Could you write out the part of the bullying post from "So programs like" to "Lake County, Calif.", word for word?

Selected excerpt START

Wednesday, July 3, 2013

Bullying: ChoicePoint empowers bystanders

In a letter posted June 27 by the Ashland Daily Tidings, I emphasized the important role of bystanders and adults to combat bullying in schools. So I was gratified to learn about the ChoicePoint bullying prevention and bystander awareness program.

Cynthia Parkhill wears hat with “No Bully” promotional pin
My “No Bully” mug shot
Since 2008, Mediation Works, based in Medford, has presented the program in “dozens” of Southern Oregon schools.

“Studies show that most of the time bullying behavior takes place, there is no adult present. Our program focuses on empowering the ‘bystanders’ to become ‘allies’ and step up to help when aggressive behavior is taking place. At the end of the training students experience increased life skills and personal power as they learn that they have safe, effective methods for engaging in issues of bullying, aggression and cyberbullying.”

I consider myself fortunate to have survived school-wide shunning, name calling and physical abuse at Calistoga Elementary and Calistoga Junior/Senior High School in Calistoga, Calif. (I learned in adulthood that my experience had been a common one; a study published in January in the Journal of Developmental & Behavioral Pediatrics found that children with autism experience high rates of bullying.)

I remember isolated moments of kindness, but the majority of my classmates reinforced a school-wide “norm” that I was to be ostracized. And I know from experience how rarely students are willing to intervene.

During a situation when someone other than me was the target of classmates’ bullying, I spoke against my classmates’ ridicule of a fellow outcast. My effort was not reciprocated and the subject of this bullying sided against me with the classmates who ostracized us both.

So programs like ChoicePoint are urgently necessary to empower the “caring majority;” I take the term from a book once loaned to me by an elementary school principal in the Konocti Unified School District, Lake County, Calif.

In Bully-proofing Your School: A Comprehensive Approach for Elementary Schools (Sopris West, 2000), authors Carla Garrity, Ph.D; Kathryn Jens, Ph.D; William Porter, Ph.D; Nancy Sager, M.A. and Cam Short-Camilli, L.C.S.W. address the 85 percent of students who are neither bullies nor victims. The job of the caring majority is to make sure that everyone feels included and to report any bullying attempts.

Selected excerpt END
Raw data START

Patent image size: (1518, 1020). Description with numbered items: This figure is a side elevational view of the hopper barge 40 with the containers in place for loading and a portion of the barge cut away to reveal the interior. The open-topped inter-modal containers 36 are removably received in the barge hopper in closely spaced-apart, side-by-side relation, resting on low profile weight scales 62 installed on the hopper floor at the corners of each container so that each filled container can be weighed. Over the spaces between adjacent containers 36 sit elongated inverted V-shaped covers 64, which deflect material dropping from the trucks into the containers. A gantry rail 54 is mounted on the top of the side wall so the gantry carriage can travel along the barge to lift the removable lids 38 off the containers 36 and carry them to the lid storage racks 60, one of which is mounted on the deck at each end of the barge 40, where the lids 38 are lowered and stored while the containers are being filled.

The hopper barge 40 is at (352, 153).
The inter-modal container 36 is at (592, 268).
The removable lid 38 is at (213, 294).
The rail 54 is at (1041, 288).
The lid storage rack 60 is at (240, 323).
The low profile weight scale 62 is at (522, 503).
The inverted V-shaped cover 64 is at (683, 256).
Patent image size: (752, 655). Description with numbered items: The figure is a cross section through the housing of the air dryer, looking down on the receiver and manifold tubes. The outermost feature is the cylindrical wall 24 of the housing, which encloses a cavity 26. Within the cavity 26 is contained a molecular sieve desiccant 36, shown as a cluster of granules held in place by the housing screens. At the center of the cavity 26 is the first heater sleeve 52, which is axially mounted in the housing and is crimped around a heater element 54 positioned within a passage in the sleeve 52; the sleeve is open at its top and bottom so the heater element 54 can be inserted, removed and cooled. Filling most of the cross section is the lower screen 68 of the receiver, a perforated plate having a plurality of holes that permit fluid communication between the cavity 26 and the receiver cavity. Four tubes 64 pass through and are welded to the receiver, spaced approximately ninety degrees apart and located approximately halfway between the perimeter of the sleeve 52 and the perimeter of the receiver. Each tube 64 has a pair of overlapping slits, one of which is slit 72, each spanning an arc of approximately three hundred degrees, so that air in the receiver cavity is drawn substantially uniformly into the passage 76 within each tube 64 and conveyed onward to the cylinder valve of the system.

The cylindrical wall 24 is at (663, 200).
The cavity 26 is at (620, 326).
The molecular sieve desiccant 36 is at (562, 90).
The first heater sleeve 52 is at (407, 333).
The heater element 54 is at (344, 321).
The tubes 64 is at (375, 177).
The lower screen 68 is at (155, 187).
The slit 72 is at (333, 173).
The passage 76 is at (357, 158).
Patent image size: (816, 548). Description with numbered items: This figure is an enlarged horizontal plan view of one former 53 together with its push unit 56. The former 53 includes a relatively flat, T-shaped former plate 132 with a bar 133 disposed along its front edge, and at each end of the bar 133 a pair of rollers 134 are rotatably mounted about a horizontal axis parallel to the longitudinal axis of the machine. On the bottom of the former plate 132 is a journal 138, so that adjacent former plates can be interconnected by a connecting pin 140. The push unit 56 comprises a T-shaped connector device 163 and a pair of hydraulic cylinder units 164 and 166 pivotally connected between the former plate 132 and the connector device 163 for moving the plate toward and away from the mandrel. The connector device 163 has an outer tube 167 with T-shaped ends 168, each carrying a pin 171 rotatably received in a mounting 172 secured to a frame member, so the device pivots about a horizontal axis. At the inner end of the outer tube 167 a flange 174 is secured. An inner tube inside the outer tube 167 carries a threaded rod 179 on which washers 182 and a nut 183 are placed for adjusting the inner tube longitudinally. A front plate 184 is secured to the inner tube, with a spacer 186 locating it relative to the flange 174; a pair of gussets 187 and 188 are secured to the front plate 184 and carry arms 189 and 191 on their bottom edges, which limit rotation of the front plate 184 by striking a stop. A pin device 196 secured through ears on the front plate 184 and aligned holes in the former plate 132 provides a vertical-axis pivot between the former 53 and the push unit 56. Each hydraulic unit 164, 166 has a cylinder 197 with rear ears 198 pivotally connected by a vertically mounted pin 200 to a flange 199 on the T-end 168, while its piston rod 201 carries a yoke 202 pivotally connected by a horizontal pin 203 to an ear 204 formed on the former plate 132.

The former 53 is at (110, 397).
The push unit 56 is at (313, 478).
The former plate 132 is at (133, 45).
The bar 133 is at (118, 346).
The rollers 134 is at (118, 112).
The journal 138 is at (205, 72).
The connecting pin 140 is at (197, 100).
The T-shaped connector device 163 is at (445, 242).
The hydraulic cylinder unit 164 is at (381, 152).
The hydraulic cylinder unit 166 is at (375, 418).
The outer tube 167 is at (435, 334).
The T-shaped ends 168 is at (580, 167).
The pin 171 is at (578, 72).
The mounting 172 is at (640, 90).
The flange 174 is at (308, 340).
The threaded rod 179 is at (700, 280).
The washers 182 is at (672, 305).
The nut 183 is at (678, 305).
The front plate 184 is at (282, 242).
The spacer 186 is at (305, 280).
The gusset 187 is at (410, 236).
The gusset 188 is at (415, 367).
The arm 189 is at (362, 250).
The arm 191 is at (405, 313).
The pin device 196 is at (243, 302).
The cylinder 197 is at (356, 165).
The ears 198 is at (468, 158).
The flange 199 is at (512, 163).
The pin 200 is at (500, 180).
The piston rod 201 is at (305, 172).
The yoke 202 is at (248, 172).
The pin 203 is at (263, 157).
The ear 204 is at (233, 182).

Raw data END

Solution to this task –
So programs like ChoicePoint are urgently necessary to empower the “caring majority;” I take the term from a book once loaned to me by an elementary school principal in the Konocti Unified School District, Lake County, Calif.